■ **YOUR OBJECTIVE**: Return the listing below unchanged, minus its pictures.

(Collected data entries)

* * * * *

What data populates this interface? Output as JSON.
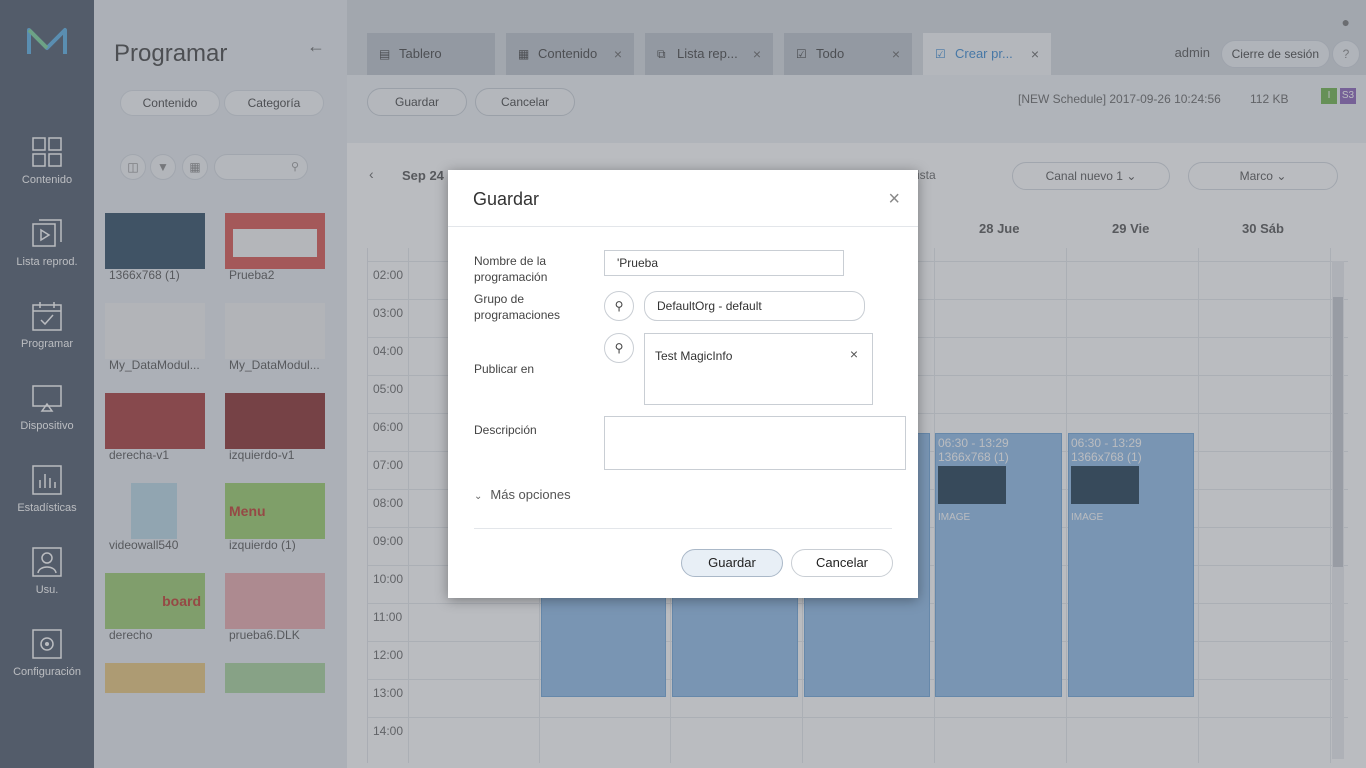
{
  "nav": {
    "items": [
      {
        "label": "Contenido",
        "icon": "grid-icon"
      },
      {
        "label": "Lista reprod.",
        "icon": "playlist-icon"
      },
      {
        "label": "Programar",
        "icon": "calendar-check-icon"
      },
      {
        "label": "Dispositivo",
        "icon": "monitor-icon"
      },
      {
        "label": "Estadísticas",
        "icon": "bar-chart-icon"
      },
      {
        "label": "Usu.",
        "icon": "user-icon"
      },
      {
        "label": "Configuración",
        "icon": "gear-icon"
      }
    ]
  },
  "panel": {
    "title": "Programar",
    "filter_buttons": [
      "Contenido",
      "Categoría"
    ],
    "thumbnails": [
      {
        "label": "1366x768 (1)",
        "color": "#2d4b63"
      },
      {
        "label": "Prueba2",
        "color": "#d9534f"
      },
      {
        "label": "My_DataModul...",
        "color": "#f2f2f2"
      },
      {
        "label": "My_DataModul...",
        "color": "#f2f2f2"
      },
      {
        "label": "derecha-v1",
        "color": "#a83a3a"
      },
      {
        "label": "izquierdo-v1",
        "color": "#8b2d2d"
      },
      {
        "label": "videowall540",
        "color": "#b8d7e6"
      },
      {
        "label": "izquierdo (1)",
        "color": "#9acd6a"
      },
      {
        "label": "derecho",
        "color": "#9ccb6e"
      },
      {
        "label": "prueba6.DLK",
        "color": "#e8a9ad"
      }
    ],
    "thumb_text": {
      "menu": "Menu",
      "board": "board"
    }
  },
  "tabs": [
    {
      "label": "Tablero",
      "icon": "dashboard-icon",
      "closable": false
    },
    {
      "label": "Contenido",
      "icon": "grid-icon",
      "closable": true
    },
    {
      "label": "Lista rep...",
      "icon": "playlist-icon",
      "closable": true
    },
    {
      "label": "Todo",
      "icon": "calendar-icon",
      "closable": true
    },
    {
      "label": "Crear pr...",
      "icon": "calendar-check-icon",
      "closable": true
    }
  ],
  "header": {
    "user": "admin",
    "logout": "Cierre de sesión",
    "help": "?"
  },
  "toolbar": {
    "save": "Guardar",
    "cancel": "Cancelar",
    "schedule_name": "[NEW Schedule] 2017-09-26 10:24:56",
    "size": "112 KB",
    "badges": [
      {
        "text": "I",
        "color": "#6fb34a"
      },
      {
        "text": "S3",
        "color": "#8a63b8"
      }
    ]
  },
  "calendar": {
    "range_label": "Sep 24",
    "view_label": "ista",
    "channel": "Canal nuevo 1",
    "frame": "Marco",
    "days": [
      "28 Jue",
      "29 Vie",
      "30 Sáb"
    ],
    "hours": [
      "02:00",
      "03:00",
      "04:00",
      "05:00",
      "06:00",
      "07:00",
      "08:00",
      "09:00",
      "10:00",
      "11:00",
      "12:00",
      "13:00",
      "14:00"
    ],
    "event": {
      "time": "06:30 - 13:29",
      "name": "1366x768 (1)",
      "type": "IMAGE"
    }
  },
  "dialog": {
    "title": "Guardar",
    "fields": {
      "name_label": "Nombre de la programación",
      "name_value": "'Prueba",
      "group_label": "Grupo de programaciones",
      "group_value": "DefaultOrg - default",
      "publish_label": "Publicar en",
      "publish_item": "Test MagicInfo",
      "description_label": "Descripción"
    },
    "more_options": "Más opciones",
    "save": "Guardar",
    "cancel": "Cancelar"
  }
}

* * * * *

■ **THE ANSWER**:
What data populates this interface? Output as JSON.
{
  "nav": {
    "items": [
      {
        "label": "Contenido",
        "icon": "grid-icon"
      },
      {
        "label": "Lista reprod.",
        "icon": "playlist-icon"
      },
      {
        "label": "Programar",
        "icon": "calendar-check-icon"
      },
      {
        "label": "Dispositivo",
        "icon": "monitor-icon"
      },
      {
        "label": "Estadísticas",
        "icon": "bar-chart-icon"
      },
      {
        "label": "Usu.",
        "icon": "user-icon"
      },
      {
        "label": "Configuración",
        "icon": "gear-icon"
      }
    ]
  },
  "panel": {
    "title": "Programar",
    "filter_buttons": [
      "Contenido",
      "Categoría"
    ],
    "thumbnails": [
      {
        "label": "1366x768 (1)",
        "color": "#2d4b63"
      },
      {
        "label": "Prueba2",
        "color": "#d9534f"
      },
      {
        "label": "My_DataModul...",
        "color": "#f2f2f2"
      },
      {
        "label": "My_DataModul...",
        "color": "#f2f2f2"
      },
      {
        "label": "derecha-v1",
        "color": "#a83a3a"
      },
      {
        "label": "izquierdo-v1",
        "color": "#8b2d2d"
      },
      {
        "label": "videowall540",
        "color": "#b8d7e6"
      },
      {
        "label": "izquierdo (1)",
        "color": "#9acd6a"
      },
      {
        "label": "derecho",
        "color": "#9ccb6e"
      },
      {
        "label": "prueba6.DLK",
        "color": "#e8a9ad"
      }
    ],
    "thumb_text": {
      "menu": "Menu",
      "board": "board"
    }
  },
  "tabs": [
    {
      "label": "Tablero",
      "icon": "dashboard-icon",
      "closable": false
    },
    {
      "label": "Contenido",
      "icon": "grid-icon",
      "closable": true
    },
    {
      "label": "Lista rep...",
      "icon": "playlist-icon",
      "closable": true
    },
    {
      "label": "Todo",
      "icon": "calendar-icon",
      "closable": true
    },
    {
      "label": "Crear pr...",
      "icon": "calendar-check-icon",
      "closable": true
    }
  ],
  "header": {
    "user": "admin",
    "logout": "Cierre de sesión",
    "help": "?"
  },
  "toolbar": {
    "save": "Guardar",
    "cancel": "Cancelar",
    "schedule_name": "[NEW Schedule] 2017-09-26 10:24:56",
    "size": "112 KB",
    "badges": [
      {
        "text": "I",
        "color": "#6fb34a"
      },
      {
        "text": "S3",
        "color": "#8a63b8"
      }
    ]
  },
  "calendar": {
    "range_label": "Sep 24",
    "view_label": "ista",
    "channel": "Canal nuevo 1",
    "frame": "Marco",
    "days": [
      "28 Jue",
      "29 Vie",
      "30 Sáb"
    ],
    "hours": [
      "02:00",
      "03:00",
      "04:00",
      "05:00",
      "06:00",
      "07:00",
      "08:00",
      "09:00",
      "10:00",
      "11:00",
      "12:00",
      "13:00",
      "14:00"
    ],
    "event": {
      "time": "06:30 - 13:29",
      "name": "1366x768 (1)",
      "type": "IMAGE"
    }
  },
  "dialog": {
    "title": "Guardar",
    "fields": {
      "name_label": "Nombre de la programación",
      "name_value": "'Prueba",
      "group_label": "Grupo de programaciones",
      "group_value": "DefaultOrg - default",
      "publish_label": "Publicar en",
      "publish_item": "Test MagicInfo",
      "description_label": "Descripción"
    },
    "more_options": "Más opciones",
    "save": "Guardar",
    "cancel": "Cancelar"
  }
}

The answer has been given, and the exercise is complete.